» **Work task**
Give back every line of the data exactly. Pictures are not part of the copy.

Records from a data collection
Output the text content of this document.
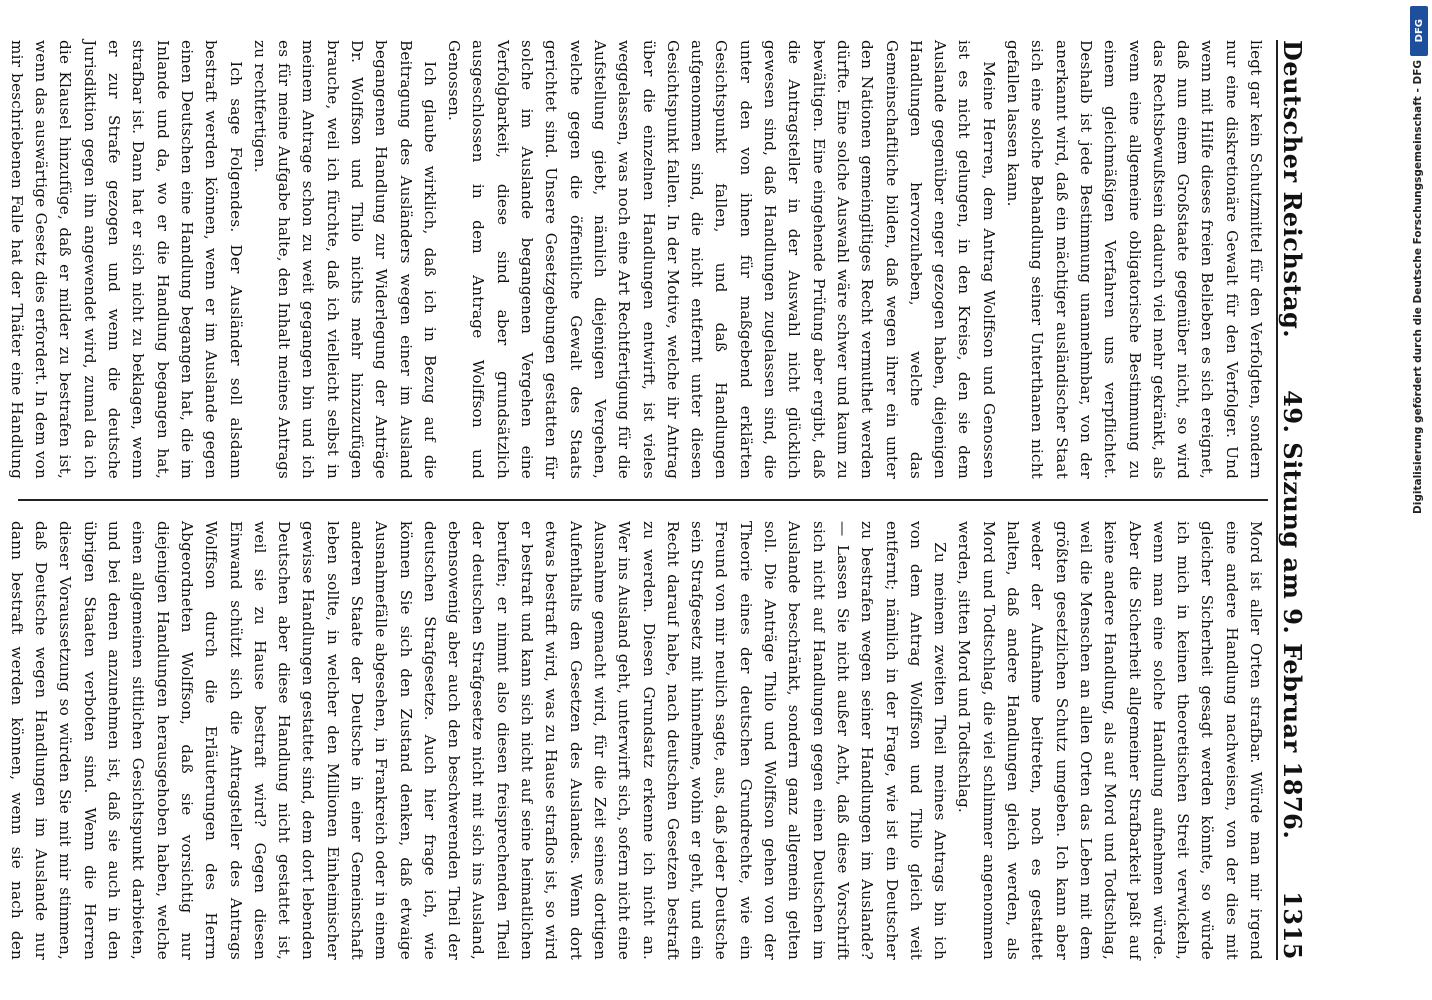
Deutscher Reichstag.
49. Sitzung am 9. Februar 1876.
1315

liegt gar kein Schutzmittel für den Verfolgten, sondern nur eine diskretionäre Gewalt für den Verfolger. Und wenn mit Hilfe dieses freien Belieben es sich ereignet, daß nun einem Großstaate gegenüber nicht, so wird das Rechtsbewußtsein dadurch viel mehr gekränkt, als wenn eine allgemeine obligatorische Bestimmung zu einem gleichmäßigen Verfahren uns verpflichtet. Deshalb ist jede Bestimmung unannehmbar, von der anerkannt wird, daß ein mächtiger ausländischer Staat sich eine solche Behandlung seiner Unterthanen nicht gefallen lassen kann.

Meine Herren, dem Antrag Wolffson und Genossen ist es nicht gelungen, in den Kreise, den sie dem Auslande gegenüber enger gezogen haben, diejenigen Handlungen hervorzuheben, welche das Gemeinschaftliche bilden, daß wegen ihrer ein unter den Nationen gemeingiltiges Recht vermuthet werden dürfte. Eine solche Auswahl wäre schwer und kaum zu bewältigen. Eine eingehende Prüfung aber ergibt, daß die Antragsteller in der Auswahl nicht glücklich gewesen sind, daß Handlungen zugelassen sind, die unter den von ihnen für maßgebend erklärten Gesichtspunkt fallen, und daß Handlungen aufgenommen sind, die nicht entfernt unter diesen Gesichtspunkt fallen. In der Motive, welche ihr Antrag über die einzelnen Handlungen entwirft, ist vieles weggelassen, was noch eine Art Rechtfertigung für die Aufstellung giebt, nämlich diejenigen Vergehen, welche gegen die öffentliche Gewalt des Staats gerichtet sind. Unsere Gesetzgebungen gestatten für solche im Auslande begangenen Vergehen eine Verfolgbarkeit, diese sind aber grundsätzlich ausgeschlossen in dem Antrage Wolffson und Genossen.

Ich glaube wirklich, daß ich in Bezug auf die Beitragung des Ausländers wegen einer im Ausland begangenen Handlung zur Widerlegung der Anträge Dr. Wolffson und Thilo nichts mehr hinzuzufügen brauche, weil ich fürchte, daß ich vielleicht selbst in meinem Antrage schon zu weit gegangen bin und ich es für meine Aufgabe halte, den Inhalt meines Antrags zu rechtfertigen.

Ich sage Folgendes. Der Ausländer soll alsdann bestraft werden können, wenn er im Auslande gegen einen Deutschen eine Handlung begangen hat, die im Inlande und da, wo er die Handlung begangen hat, strafbar ist. Dann hat er sich nicht zu beklagen, wenn er zur Strafe gezogen und wenn die deutsche Jurisdiktion gegen ihn angewendet wird, zumal da ich die Klausel hinzufüge, daß er milder zu bestrafen ist, wenn das auswärtige Gesetz dies erfordert. In dem von mir beschriebenen Falle hat der Thäter eine Handlung

Mord ist aller Orten strafbar. Würde man mir irgend eine andere Handlung nachweisen, von der dies mit gleicher Sicherheit gesagt werden könnte, so würde ich mich in keinen theoretischen Streit verwickeln, wenn man eine solche Handlung aufnehmen würde. Aber die Sicherheit allgemeiner Strafbarkeit paßt auf keine andere Handlung, als auf Mord und Todtschlag, weil die Menschen an allen Orten das Leben mit dem größten gesetzlichen Schutz umgeben. Ich kann aber weder der Aufnahme beitreten, noch es gestattet halten, daß andere Handlungen gleich werden, als Mord und Todtschlag, die viel schlimmer angenommen werden, sitten Mord und Todtschlag.

Zu meinem zweiten Theil meines Antrags bin ich von dem Antrag Wolffson und Thilo gleich weit entfernt; nämlich in der Frage, wie ist ein Deutscher zu bestrafen wegen seiner Handlungen im Auslande? — Lassen Sie nicht außer Acht, daß diese Vorschrift sich nicht auf Handlungen gegen einen Deutschen im Auslande beschränkt, sondern ganz allgemein gelten soll. Die Anträge Thilo und Wolffson gehen von der Theorie eines der deutschen Grundrechte, wie ein Freund von mir neulich sagte, aus, daß jeder Deutsche sein Strafgesetz mit hinnehme, wohin er geht, und ein Recht darauf habe, nach deutschen Gesetzen bestraft zu werden. Diesen Grundsatz erkenne ich nicht an. Wer ins Ausland geht, unterwirft sich, sofern nicht eine Ausnahme gemacht wird, für die Zeit seines dortigen Aufenthalts den Gesetzen des Auslandes. Wenn dort etwas bestraft wird, was zu Hause straflos ist, so wird er bestraft und kann sich nicht auf seine heimatlichen berufen; er nimmt also diesen freisprechenden Theil der deutschen Strafgesetze nicht mit sich ins Ausland, ebensowenig aber auch den beschwerenden Theil der deutschen Strafgesetze. Auch hier frage ich, wie können Sie sich den Zustand denken, daß etwaige Ausnahmefälle abgesehen, in Frankreich oder in einem anderen Staate der Deutsche in einer Gemeinschaft leben sollte, in welcher den Millionen Einheimischer gewisse Handlungen gestattet sind, dem dort lebenden Deutschen aber diese Handlung nicht gestattet ist, weil sie zu Hause bestraft wird? Gegen diesen Einwand schützt sich die Antragsteller des Antrags Wolffson durch die Erläuterungen des Herrn Abgeordneten Wolffson, daß sie vorsichtig nur diejenigen Handlungen herausgehoben haben, welche einen allgemeinen sittlichen Gesichtspunkt darbieten, und bei denen anzunehmen ist, daß sie auch in den übrigen Staaten verboten sind. Wenn die Herren dieser Voraussetzung so würden Sie mit mir stimmen, daß Deutsche wegen Handlungen im Auslande nur dann bestraft werden können, wenn sie nach den

DFG
Digitalisierung gefördert durch die Deutsche Forschungsgemeinschaft - DFG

» **Solution for this exercise**
Output the text content of this document.
Deutscher Reichstag.
49. Sitzung am 9. Februar 1876.
1315

liegt gar kein Schutzmittel für den Verfolgten, sondern nur eine diskretionäre Gewalt für den Verfolger. Und wenn mit Hilfe dieses freien Belieben es sich ereignet, daß nun einem Großstaate gegenüber nicht, so wird das Rechtsbewußtsein dadurch viel mehr gekränkt, als wenn eine allgemeine obligatorische Bestimmung zu einem gleichmäßigen Verfahren uns verpflichtet. Deshalb ist jede Bestimmung unannehmbar, von der anerkannt wird, daß ein mächtiger ausländischer Staat sich eine solche Behandlung seiner Unterthanen nicht gefallen lassen kann.

Meine Herren, dem Antrag Wolffson und Genossen ist es nicht gelungen, in den Kreise, den sie dem Auslande gegenüber enger gezogen haben, diejenigen Handlungen hervorzuheben, welche das Gemeinschaftliche bilden, daß wegen ihrer ein unter den Nationen gemeingiltiges Recht vermuthet werden dürfte. Eine solche Auswahl wäre schwer und kaum zu bewältigen. Eine eingehende Prüfung aber ergibt, daß die Antragsteller in der Auswahl nicht glücklich gewesen sind, daß Handlungen zugelassen sind, die unter den von ihnen für maßgebend erklärten Gesichtspunkt fallen, und daß Handlungen aufgenommen sind, die nicht entfernt unter diesen Gesichtspunkt fallen. In der Motive, welche ihr Antrag über die einzelnen Handlungen entwirft, ist vieles weggelassen, was noch eine Art Rechtfertigung für die Aufstellung giebt, nämlich diejenigen Vergehen, welche gegen die öffentliche Gewalt des Staats gerichtet sind. Unsere Gesetzgebungen gestatten für solche im Auslande begangenen Vergehen eine Verfolgbarkeit, diese sind aber grundsätzlich ausgeschlossen in dem Antrage Wolffson und Genossen.

Ich glaube wirklich, daß ich in Bezug auf die Beitragung des Ausländers wegen einer im Ausland begangenen Handlung zur Widerlegung der Anträge Dr. Wolffson und Thilo nichts mehr hinzuzufügen brauche, weil ich fürchte, daß ich vielleicht selbst in meinem Antrage schon zu weit gegangen bin und ich es für meine Aufgabe halte, den Inhalt meines Antrags zu rechtfertigen.

Ich sage Folgendes. Der Ausländer soll alsdann bestraft werden können, wenn er im Auslande gegen einen Deutschen eine Handlung begangen hat, die im Inlande und da, wo er die Handlung begangen hat, strafbar ist. Dann hat er sich nicht zu beklagen, wenn er zur Strafe gezogen und wenn die deutsche Jurisdiktion gegen ihn angewendet wird, zumal da ich die Klausel hinzufüge, daß er milder zu bestrafen ist, wenn das auswärtige Gesetz dies erfordert. In dem von mir beschriebenen Falle hat der Thäter eine Handlung

Mord ist aller Orten strafbar. Würde man mir irgend eine andere Handlung nachweisen, von der dies mit gleicher Sicherheit gesagt werden könnte, so würde ich mich in keinen theoretischen Streit verwickeln, wenn man eine solche Handlung aufnehmen würde. Aber die Sicherheit allgemeiner Strafbarkeit paßt auf keine andere Handlung, als auf Mord und Todtschlag, weil die Menschen an allen Orten das Leben mit dem größten gesetzlichen Schutz umgeben. Ich kann aber weder der Aufnahme beitreten, noch es gestattet halten, daß andere Handlungen gleich werden, als Mord und Todtschlag, die viel schlimmer angenommen werden, sitten Mord und Todtschlag.

Zu meinem zweiten Theil meines Antrags bin ich von dem Antrag Wolffson und Thilo gleich weit entfernt; nämlich in der Frage, wie ist ein Deutscher zu bestrafen wegen seiner Handlungen im Auslande? — Lassen Sie nicht außer Acht, daß diese Vorschrift sich nicht auf Handlungen gegen einen Deutschen im Auslande beschränkt, sondern ganz allgemein gelten soll. Die Anträge Thilo und Wolffson gehen von der Theorie eines der deutschen Grundrechte, wie ein Freund von mir neulich sagte, aus, daß jeder Deutsche sein Strafgesetz mit hinnehme, wohin er geht, und ein Recht darauf habe, nach deutschen Gesetzen bestraft zu werden. Diesen Grundsatz erkenne ich nicht an. Wer ins Ausland geht, unterwirft sich, sofern nicht eine Ausnahme gemacht wird, für die Zeit seines dortigen Aufenthalts den Gesetzen des Auslandes. Wenn dort etwas bestraft wird, was zu Hause straflos ist, so wird er bestraft und kann sich nicht auf seine heimatlichen berufen; er nimmt also diesen freisprechenden Theil der deutschen Strafgesetze nicht mit sich ins Ausland, ebensowenig aber auch den beschwerenden Theil der deutschen Strafgesetze. Auch hier frage ich, wie können Sie sich den Zustand denken, daß etwaige Ausnahmefälle abgesehen, in Frankreich oder in einem anderen Staate der Deutsche in einer Gemeinschaft leben sollte, in welcher den Millionen Einheimischer gewisse Handlungen gestattet sind, dem dort lebenden Deutschen aber diese Handlung nicht gestattet ist, weil sie zu Hause bestraft wird? Gegen diesen Einwand schützt sich die Antragsteller des Antrags Wolffson durch die Erläuterungen des Herrn Abgeordneten Wolffson, daß sie vorsichtig nur diejenigen Handlungen herausgehoben haben, welche einen allgemeinen sittlichen Gesichtspunkt darbieten, und bei denen anzunehmen ist, daß sie auch in den übrigen Staaten verboten sind. Wenn die Herren dieser Voraussetzung so würden Sie mit mir stimmen, daß Deutsche wegen Handlungen im Auslande nur dann bestraft werden können, wenn sie nach den

DFG
Digitalisierung gefördert durch die Deutsche Forschungsgemeinschaft - DFG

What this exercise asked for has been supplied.